(Data items)
━━━━━━━━━━━━━━━━━━━━
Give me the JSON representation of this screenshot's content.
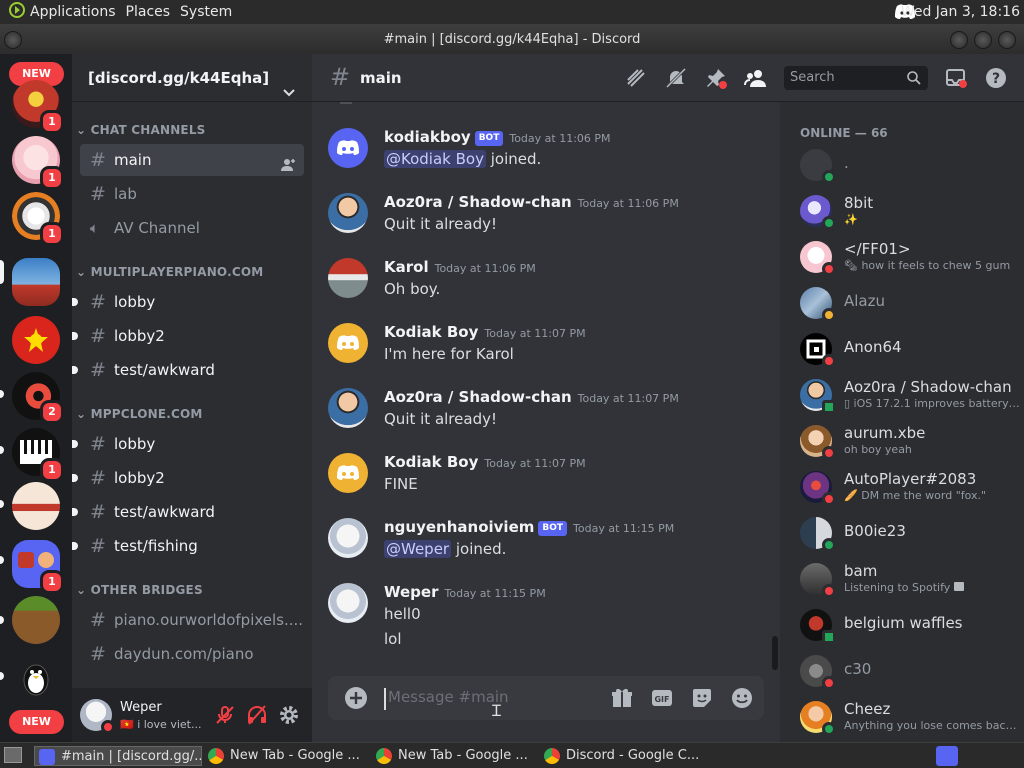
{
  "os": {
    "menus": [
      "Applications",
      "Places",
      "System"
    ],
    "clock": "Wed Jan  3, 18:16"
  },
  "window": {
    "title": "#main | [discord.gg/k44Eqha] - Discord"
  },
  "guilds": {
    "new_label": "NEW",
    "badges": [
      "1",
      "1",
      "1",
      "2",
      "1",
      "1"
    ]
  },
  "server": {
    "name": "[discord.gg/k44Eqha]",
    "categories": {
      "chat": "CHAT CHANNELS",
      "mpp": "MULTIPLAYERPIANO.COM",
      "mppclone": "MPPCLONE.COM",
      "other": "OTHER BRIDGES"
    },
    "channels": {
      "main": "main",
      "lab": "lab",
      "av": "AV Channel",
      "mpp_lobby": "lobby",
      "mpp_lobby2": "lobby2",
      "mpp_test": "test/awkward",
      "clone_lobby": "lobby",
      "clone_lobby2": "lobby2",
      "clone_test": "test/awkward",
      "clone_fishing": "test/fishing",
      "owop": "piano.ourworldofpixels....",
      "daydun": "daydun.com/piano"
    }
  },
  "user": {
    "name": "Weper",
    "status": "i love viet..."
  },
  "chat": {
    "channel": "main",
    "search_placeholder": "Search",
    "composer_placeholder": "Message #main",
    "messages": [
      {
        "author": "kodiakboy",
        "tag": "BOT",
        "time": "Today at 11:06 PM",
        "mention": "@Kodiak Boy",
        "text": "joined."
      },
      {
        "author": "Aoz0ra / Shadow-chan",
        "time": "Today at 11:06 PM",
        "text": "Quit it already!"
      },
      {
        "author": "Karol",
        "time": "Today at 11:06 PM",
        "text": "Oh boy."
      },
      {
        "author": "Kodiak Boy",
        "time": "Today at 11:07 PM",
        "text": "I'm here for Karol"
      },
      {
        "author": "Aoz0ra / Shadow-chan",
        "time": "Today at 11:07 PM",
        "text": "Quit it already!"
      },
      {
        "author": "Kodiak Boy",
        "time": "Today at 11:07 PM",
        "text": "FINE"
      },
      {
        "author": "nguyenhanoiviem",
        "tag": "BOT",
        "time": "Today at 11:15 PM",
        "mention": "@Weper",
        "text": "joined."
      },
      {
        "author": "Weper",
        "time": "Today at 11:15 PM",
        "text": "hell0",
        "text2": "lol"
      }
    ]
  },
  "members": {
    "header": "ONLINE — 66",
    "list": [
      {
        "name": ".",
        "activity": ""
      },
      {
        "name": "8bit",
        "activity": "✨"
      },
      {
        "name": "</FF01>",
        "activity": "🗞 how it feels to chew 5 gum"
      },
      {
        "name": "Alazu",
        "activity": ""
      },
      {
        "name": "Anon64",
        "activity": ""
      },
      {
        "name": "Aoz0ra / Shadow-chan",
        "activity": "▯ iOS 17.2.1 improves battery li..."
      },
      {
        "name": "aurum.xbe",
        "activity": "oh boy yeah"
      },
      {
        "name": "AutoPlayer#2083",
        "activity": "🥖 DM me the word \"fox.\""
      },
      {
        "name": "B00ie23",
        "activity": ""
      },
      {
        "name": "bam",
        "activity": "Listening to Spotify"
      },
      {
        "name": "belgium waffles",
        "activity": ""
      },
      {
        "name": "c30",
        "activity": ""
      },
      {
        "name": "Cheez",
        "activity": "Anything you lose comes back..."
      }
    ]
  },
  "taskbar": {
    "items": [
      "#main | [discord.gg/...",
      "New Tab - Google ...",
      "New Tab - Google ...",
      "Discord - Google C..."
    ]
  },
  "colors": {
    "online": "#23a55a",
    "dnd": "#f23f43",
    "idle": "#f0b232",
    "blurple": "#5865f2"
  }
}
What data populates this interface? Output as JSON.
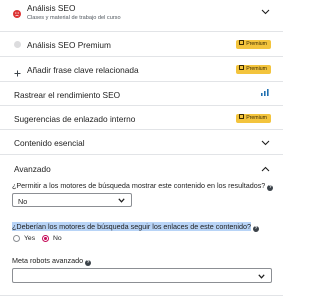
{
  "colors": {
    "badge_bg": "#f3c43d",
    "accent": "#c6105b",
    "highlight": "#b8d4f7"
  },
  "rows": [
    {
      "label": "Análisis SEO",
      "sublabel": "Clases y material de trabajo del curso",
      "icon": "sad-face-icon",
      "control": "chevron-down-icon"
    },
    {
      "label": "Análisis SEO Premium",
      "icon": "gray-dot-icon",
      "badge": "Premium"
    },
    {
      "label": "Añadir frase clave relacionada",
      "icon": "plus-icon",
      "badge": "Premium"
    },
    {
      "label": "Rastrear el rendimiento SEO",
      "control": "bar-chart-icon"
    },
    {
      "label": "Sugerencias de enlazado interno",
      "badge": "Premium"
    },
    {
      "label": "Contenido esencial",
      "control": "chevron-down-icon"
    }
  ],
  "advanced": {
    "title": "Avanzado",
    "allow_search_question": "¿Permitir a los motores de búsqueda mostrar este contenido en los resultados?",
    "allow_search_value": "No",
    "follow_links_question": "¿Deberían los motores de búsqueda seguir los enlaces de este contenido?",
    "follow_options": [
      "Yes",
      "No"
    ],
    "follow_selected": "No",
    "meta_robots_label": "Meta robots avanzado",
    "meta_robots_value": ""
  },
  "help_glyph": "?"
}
━━━━━━━━━━━━━━━━━━━━
• _Task brief_:
Write out every record above exactly as it stands, but leave out the pictures.

• _Exercise output_:
Give me the JSON representation of this screenshot's content.
{
  "os": {
    "menus": [
      "Applications",
      "Places",
      "System"
    ],
    "clock": "Wed Jan  3, 18:16"
  },
  "window": {
    "title": "#main | [discord.gg/k44Eqha] - Discord"
  },
  "guilds": {
    "new_label": "NEW",
    "badges": [
      "1",
      "1",
      "1",
      "2",
      "1",
      "1"
    ]
  },
  "server": {
    "name": "[discord.gg/k44Eqha]",
    "categories": {
      "chat": "CHAT CHANNELS",
      "mpp": "MULTIPLAYERPIANO.COM",
      "mppclone": "MPPCLONE.COM",
      "other": "OTHER BRIDGES"
    },
    "channels": {
      "main": "main",
      "lab": "lab",
      "av": "AV Channel",
      "mpp_lobby": "lobby",
      "mpp_lobby2": "lobby2",
      "mpp_test": "test/awkward",
      "clone_lobby": "lobby",
      "clone_lobby2": "lobby2",
      "clone_test": "test/awkward",
      "clone_fishing": "test/fishing",
      "owop": "piano.ourworldofpixels....",
      "daydun": "daydun.com/piano"
    }
  },
  "user": {
    "name": "Weper",
    "status": "i love viet..."
  },
  "chat": {
    "channel": "main",
    "search_placeholder": "Search",
    "composer_placeholder": "Message #main",
    "messages": [
      {
        "author": "kodiakboy",
        "tag": "BOT",
        "time": "Today at 11:06 PM",
        "mention": "@Kodiak Boy",
        "text": "joined."
      },
      {
        "author": "Aoz0ra / Shadow-chan",
        "time": "Today at 11:06 PM",
        "text": "Quit it already!"
      },
      {
        "author": "Karol",
        "time": "Today at 11:06 PM",
        "text": "Oh boy."
      },
      {
        "author": "Kodiak Boy",
        "time": "Today at 11:07 PM",
        "text": "I'm here for Karol"
      },
      {
        "author": "Aoz0ra / Shadow-chan",
        "time": "Today at 11:07 PM",
        "text": "Quit it already!"
      },
      {
        "author": "Kodiak Boy",
        "time": "Today at 11:07 PM",
        "text": "FINE"
      },
      {
        "author": "nguyenhanoiviem",
        "tag": "BOT",
        "time": "Today at 11:15 PM",
        "mention": "@Weper",
        "text": "joined."
      },
      {
        "author": "Weper",
        "time": "Today at 11:15 PM",
        "text": "hell0",
        "text2": "lol"
      }
    ]
  },
  "members": {
    "header": "ONLINE — 66",
    "list": [
      {
        "name": ".",
        "activity": ""
      },
      {
        "name": "8bit",
        "activity": "✨"
      },
      {
        "name": "</FF01>",
        "activity": "🗞 how it feels to chew 5 gum"
      },
      {
        "name": "Alazu",
        "activity": ""
      },
      {
        "name": "Anon64",
        "activity": ""
      },
      {
        "name": "Aoz0ra / Shadow-chan",
        "activity": "▯ iOS 17.2.1 improves battery li..."
      },
      {
        "name": "aurum.xbe",
        "activity": "oh boy yeah"
      },
      {
        "name": "AutoPlayer#2083",
        "activity": "🥖 DM me the word \"fox.\""
      },
      {
        "name": "B00ie23",
        "activity": ""
      },
      {
        "name": "bam",
        "activity": "Listening to Spotify"
      },
      {
        "name": "belgium waffles",
        "activity": ""
      },
      {
        "name": "c30",
        "activity": ""
      },
      {
        "name": "Cheez",
        "activity": "Anything you lose comes back..."
      }
    ]
  },
  "taskbar": {
    "items": [
      "#main | [discord.gg/...",
      "New Tab - Google ...",
      "New Tab - Google ...",
      "Discord - Google C..."
    ]
  },
  "colors": {
    "online": "#23a55a",
    "dnd": "#f23f43",
    "idle": "#f0b232",
    "blurple": "#5865f2"
  }
}
What data populates this interface? Output as JSON.
{
  "colors": {
    "badge_bg": "#f3c43d",
    "accent": "#c6105b",
    "highlight": "#b8d4f7"
  },
  "rows": [
    {
      "label": "Análisis SEO",
      "sublabel": "Clases y material de trabajo del curso",
      "icon": "sad-face-icon",
      "control": "chevron-down-icon"
    },
    {
      "label": "Análisis SEO Premium",
      "icon": "gray-dot-icon",
      "badge": "Premium"
    },
    {
      "label": "Añadir frase clave relacionada",
      "icon": "plus-icon",
      "badge": "Premium"
    },
    {
      "label": "Rastrear el rendimiento SEO",
      "control": "bar-chart-icon"
    },
    {
      "label": "Sugerencias de enlazado interno",
      "badge": "Premium"
    },
    {
      "label": "Contenido esencial",
      "control": "chevron-down-icon"
    }
  ],
  "advanced": {
    "title": "Avanzado",
    "allow_search_question": "¿Permitir a los motores de búsqueda mostrar este contenido en los resultados?",
    "allow_search_value": "No",
    "follow_links_question": "¿Deberían los motores de búsqueda seguir los enlaces de este contenido?",
    "follow_options": [
      "Yes",
      "No"
    ],
    "follow_selected": "No",
    "meta_robots_label": "Meta robots avanzado",
    "meta_robots_value": ""
  },
  "help_glyph": "?"
}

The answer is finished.